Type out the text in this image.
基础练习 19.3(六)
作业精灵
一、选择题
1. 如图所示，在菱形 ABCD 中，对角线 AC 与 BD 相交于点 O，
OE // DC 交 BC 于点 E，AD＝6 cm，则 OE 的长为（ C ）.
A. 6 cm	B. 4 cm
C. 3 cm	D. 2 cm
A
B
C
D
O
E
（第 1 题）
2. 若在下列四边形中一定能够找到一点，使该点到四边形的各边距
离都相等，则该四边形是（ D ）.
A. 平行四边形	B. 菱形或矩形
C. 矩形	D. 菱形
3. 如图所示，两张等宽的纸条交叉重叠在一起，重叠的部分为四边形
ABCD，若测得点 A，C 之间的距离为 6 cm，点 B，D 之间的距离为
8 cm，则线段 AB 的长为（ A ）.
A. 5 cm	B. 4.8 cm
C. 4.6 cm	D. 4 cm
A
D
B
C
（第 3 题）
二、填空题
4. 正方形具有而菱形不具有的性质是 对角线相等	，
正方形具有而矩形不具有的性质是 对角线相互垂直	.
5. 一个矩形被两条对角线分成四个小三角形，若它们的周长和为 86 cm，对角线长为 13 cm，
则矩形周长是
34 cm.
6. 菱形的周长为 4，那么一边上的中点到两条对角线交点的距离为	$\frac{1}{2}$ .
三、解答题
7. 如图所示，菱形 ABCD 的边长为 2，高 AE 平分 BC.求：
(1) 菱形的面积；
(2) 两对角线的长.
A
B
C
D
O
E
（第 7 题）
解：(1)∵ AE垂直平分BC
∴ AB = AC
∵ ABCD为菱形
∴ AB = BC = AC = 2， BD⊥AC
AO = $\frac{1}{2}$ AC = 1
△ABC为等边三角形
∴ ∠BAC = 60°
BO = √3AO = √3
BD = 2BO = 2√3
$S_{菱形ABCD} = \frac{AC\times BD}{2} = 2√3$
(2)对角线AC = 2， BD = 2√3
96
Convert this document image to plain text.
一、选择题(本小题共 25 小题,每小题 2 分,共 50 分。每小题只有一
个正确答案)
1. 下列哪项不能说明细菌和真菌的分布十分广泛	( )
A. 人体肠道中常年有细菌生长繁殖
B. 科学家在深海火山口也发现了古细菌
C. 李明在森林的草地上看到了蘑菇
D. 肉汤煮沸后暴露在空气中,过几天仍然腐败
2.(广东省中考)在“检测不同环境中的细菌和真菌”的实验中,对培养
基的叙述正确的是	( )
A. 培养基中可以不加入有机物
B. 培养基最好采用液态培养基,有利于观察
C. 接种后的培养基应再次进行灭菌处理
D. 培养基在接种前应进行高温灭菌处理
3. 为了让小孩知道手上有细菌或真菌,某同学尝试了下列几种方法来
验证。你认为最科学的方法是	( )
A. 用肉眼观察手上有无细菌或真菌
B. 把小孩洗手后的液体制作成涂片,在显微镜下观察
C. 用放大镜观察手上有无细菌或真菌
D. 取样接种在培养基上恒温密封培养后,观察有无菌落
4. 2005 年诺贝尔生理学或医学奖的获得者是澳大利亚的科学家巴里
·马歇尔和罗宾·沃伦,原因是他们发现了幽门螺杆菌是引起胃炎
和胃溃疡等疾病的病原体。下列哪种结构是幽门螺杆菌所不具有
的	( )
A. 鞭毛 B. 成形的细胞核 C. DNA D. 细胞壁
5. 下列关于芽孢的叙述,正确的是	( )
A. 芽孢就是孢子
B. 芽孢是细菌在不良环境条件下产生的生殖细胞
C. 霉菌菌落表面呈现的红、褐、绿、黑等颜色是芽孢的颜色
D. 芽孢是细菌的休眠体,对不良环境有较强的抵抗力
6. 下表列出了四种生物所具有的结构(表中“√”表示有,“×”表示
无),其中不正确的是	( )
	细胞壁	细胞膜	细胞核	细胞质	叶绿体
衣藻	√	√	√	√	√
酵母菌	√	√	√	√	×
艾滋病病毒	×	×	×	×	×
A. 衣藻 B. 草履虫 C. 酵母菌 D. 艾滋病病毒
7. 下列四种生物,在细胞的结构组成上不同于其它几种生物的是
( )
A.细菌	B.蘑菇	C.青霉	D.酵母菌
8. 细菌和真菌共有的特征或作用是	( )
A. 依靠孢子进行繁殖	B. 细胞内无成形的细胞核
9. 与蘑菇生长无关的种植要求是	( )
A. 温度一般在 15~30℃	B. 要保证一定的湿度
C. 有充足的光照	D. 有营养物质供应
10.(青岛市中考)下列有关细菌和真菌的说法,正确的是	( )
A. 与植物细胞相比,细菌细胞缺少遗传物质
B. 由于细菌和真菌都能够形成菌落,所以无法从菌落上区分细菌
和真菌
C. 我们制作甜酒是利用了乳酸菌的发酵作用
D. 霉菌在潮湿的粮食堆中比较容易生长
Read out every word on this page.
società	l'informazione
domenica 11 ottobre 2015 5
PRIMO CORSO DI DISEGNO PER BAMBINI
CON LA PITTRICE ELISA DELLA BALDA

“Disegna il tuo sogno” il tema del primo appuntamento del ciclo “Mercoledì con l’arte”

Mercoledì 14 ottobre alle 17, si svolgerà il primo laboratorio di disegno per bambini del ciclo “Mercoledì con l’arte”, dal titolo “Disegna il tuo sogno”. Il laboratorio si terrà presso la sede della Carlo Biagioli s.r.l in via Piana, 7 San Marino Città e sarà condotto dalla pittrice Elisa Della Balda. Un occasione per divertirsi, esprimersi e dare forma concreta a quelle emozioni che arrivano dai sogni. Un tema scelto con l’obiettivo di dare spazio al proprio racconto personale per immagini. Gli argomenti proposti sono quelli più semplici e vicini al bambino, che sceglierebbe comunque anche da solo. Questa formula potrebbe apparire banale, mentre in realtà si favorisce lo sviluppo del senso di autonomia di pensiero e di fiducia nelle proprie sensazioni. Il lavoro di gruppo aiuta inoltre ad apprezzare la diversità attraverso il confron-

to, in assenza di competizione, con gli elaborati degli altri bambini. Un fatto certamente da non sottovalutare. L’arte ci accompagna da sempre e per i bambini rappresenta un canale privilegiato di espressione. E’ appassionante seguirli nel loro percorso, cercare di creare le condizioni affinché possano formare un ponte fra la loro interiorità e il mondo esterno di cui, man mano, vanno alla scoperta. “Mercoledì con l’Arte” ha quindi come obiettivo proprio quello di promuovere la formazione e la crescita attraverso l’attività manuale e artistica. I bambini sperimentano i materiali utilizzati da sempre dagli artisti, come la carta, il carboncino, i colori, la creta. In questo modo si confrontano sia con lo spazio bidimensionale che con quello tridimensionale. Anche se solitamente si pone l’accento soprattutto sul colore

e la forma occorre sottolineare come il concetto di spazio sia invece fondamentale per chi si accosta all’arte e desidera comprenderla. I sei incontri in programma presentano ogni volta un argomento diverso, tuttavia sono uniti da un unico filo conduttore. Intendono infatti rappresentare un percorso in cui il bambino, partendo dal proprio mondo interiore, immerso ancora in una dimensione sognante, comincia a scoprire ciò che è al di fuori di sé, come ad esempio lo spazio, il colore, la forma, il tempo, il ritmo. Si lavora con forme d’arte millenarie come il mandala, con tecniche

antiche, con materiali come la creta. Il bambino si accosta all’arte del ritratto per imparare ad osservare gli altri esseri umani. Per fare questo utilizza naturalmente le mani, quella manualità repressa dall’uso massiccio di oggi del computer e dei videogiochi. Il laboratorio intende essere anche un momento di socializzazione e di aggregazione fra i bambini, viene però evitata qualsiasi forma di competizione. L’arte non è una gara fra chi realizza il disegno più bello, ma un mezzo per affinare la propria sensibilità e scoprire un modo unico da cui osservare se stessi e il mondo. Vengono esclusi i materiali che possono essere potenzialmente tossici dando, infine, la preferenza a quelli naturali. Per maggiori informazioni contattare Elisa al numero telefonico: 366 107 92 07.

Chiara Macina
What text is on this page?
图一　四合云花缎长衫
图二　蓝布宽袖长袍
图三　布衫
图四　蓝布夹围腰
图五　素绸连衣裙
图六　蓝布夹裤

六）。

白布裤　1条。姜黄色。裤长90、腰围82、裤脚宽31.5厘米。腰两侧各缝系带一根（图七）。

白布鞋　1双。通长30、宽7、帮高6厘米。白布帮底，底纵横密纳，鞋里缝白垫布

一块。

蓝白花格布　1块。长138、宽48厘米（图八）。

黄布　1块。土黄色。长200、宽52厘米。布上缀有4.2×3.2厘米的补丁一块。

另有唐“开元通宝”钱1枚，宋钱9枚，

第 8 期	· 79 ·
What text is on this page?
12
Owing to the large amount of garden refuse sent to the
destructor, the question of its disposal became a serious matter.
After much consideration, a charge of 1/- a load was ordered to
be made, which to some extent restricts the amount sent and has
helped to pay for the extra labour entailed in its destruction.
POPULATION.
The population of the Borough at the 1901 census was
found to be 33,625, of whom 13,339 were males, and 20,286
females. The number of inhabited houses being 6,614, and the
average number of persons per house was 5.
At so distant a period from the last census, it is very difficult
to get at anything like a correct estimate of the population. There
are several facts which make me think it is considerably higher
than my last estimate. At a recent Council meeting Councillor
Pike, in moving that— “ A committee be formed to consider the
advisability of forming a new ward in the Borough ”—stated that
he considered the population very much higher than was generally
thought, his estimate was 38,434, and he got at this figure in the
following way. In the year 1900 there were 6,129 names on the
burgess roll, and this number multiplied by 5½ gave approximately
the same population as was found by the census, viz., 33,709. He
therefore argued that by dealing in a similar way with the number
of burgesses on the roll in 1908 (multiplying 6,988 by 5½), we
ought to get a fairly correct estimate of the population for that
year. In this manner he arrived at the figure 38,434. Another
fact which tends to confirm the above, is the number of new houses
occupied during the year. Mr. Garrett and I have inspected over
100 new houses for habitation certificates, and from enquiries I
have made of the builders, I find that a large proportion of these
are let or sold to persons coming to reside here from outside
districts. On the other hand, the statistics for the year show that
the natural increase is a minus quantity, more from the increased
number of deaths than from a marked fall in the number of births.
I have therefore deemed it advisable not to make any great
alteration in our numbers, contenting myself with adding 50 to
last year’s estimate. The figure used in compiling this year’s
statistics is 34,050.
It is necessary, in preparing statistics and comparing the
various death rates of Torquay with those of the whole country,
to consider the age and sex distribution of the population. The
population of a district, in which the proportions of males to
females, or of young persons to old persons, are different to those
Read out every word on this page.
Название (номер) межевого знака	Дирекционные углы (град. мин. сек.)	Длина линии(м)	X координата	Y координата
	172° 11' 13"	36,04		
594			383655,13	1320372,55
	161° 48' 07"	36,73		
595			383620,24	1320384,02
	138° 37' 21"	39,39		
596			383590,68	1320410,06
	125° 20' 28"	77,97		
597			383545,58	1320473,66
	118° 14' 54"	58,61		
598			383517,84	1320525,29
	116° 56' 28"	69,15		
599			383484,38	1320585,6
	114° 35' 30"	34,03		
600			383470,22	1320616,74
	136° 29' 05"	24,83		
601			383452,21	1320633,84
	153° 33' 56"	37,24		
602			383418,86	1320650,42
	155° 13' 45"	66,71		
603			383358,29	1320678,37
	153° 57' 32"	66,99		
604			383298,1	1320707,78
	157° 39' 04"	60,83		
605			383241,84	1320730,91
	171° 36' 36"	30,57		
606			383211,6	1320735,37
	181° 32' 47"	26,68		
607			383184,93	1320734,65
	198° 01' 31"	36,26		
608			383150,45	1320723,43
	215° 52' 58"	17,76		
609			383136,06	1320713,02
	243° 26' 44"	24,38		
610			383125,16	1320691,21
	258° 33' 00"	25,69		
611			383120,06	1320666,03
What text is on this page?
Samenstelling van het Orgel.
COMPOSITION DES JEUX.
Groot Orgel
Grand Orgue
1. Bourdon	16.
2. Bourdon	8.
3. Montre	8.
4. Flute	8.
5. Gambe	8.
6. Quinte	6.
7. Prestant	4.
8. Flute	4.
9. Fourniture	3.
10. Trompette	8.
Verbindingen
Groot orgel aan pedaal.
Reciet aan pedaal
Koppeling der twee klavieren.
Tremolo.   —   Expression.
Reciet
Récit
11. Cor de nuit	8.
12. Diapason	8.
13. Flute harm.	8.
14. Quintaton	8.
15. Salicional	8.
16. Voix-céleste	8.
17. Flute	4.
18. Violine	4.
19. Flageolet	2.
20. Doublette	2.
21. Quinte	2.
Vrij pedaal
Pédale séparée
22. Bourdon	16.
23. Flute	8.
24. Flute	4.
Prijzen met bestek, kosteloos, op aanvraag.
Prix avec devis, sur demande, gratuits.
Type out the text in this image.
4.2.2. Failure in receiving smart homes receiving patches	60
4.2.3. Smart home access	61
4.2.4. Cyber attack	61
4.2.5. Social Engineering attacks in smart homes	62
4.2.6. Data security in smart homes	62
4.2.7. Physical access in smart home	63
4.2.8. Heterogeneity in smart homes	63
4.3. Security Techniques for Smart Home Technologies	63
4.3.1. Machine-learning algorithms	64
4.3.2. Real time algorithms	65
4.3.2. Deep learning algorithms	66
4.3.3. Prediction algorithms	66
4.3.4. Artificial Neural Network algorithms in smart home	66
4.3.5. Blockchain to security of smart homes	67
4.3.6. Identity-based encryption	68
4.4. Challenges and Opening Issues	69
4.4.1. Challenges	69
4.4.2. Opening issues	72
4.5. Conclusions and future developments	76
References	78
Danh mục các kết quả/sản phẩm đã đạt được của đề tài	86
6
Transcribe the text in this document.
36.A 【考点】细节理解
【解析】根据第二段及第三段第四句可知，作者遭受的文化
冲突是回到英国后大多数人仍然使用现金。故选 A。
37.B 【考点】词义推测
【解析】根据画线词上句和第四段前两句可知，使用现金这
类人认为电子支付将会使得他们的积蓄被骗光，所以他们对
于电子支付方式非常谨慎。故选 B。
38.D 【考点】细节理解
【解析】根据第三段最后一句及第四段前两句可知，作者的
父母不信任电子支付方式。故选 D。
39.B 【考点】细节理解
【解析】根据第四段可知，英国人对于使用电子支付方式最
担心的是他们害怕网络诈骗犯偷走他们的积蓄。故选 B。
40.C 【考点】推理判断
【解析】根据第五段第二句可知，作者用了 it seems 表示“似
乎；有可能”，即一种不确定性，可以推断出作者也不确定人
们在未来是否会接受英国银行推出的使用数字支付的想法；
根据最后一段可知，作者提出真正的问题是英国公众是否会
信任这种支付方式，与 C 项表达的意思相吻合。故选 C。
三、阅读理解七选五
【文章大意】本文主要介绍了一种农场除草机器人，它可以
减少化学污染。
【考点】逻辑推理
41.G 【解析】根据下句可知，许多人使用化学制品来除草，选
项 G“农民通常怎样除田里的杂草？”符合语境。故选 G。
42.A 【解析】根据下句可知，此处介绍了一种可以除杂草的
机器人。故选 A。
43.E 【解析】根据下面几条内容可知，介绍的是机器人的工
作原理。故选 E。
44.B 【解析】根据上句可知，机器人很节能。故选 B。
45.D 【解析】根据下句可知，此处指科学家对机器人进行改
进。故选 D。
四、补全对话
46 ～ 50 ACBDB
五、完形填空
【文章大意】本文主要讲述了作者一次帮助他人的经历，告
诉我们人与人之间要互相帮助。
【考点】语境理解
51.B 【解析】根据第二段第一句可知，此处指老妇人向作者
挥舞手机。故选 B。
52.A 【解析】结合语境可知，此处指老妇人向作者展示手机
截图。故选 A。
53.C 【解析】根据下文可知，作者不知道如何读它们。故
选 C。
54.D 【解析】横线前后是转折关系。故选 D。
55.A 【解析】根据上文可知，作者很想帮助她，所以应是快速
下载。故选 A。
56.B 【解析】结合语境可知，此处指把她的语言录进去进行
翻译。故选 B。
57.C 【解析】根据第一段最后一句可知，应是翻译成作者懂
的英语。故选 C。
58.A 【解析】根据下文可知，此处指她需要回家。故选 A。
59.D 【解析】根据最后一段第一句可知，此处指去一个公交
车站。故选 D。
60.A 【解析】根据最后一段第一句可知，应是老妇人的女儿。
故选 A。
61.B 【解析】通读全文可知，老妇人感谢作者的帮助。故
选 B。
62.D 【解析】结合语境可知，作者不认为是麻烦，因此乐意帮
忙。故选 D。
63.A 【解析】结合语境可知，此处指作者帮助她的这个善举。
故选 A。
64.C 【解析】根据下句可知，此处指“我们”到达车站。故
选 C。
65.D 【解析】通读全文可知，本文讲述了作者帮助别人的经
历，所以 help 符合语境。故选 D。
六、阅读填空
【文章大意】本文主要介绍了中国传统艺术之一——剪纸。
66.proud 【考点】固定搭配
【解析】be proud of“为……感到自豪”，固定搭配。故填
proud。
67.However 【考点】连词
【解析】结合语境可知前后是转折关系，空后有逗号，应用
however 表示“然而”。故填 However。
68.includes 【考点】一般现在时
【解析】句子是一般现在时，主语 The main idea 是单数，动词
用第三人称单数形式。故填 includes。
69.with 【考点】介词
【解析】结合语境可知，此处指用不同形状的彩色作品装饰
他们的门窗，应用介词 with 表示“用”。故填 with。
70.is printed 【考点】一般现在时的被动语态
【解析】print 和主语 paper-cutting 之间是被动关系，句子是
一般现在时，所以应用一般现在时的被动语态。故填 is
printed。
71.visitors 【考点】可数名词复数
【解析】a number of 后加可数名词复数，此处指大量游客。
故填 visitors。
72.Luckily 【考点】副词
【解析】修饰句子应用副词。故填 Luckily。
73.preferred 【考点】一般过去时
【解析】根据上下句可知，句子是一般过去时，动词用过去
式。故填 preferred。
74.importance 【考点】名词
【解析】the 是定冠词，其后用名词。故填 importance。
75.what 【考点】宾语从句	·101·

Goal:
Scan the entries above for the word "that" and collect each line holding it.

Expected answer:
Pike, in moving that— “ A committee be formed to consider the
advisability of forming a new ward in the Borough ”—stated that
therefore argued that by dealing in a similar way with the number
ought to get a fairly correct estimate of the population for that
have made of the builders, I find that a large proportion of these
districts. On the other hand, the statistics for the year show that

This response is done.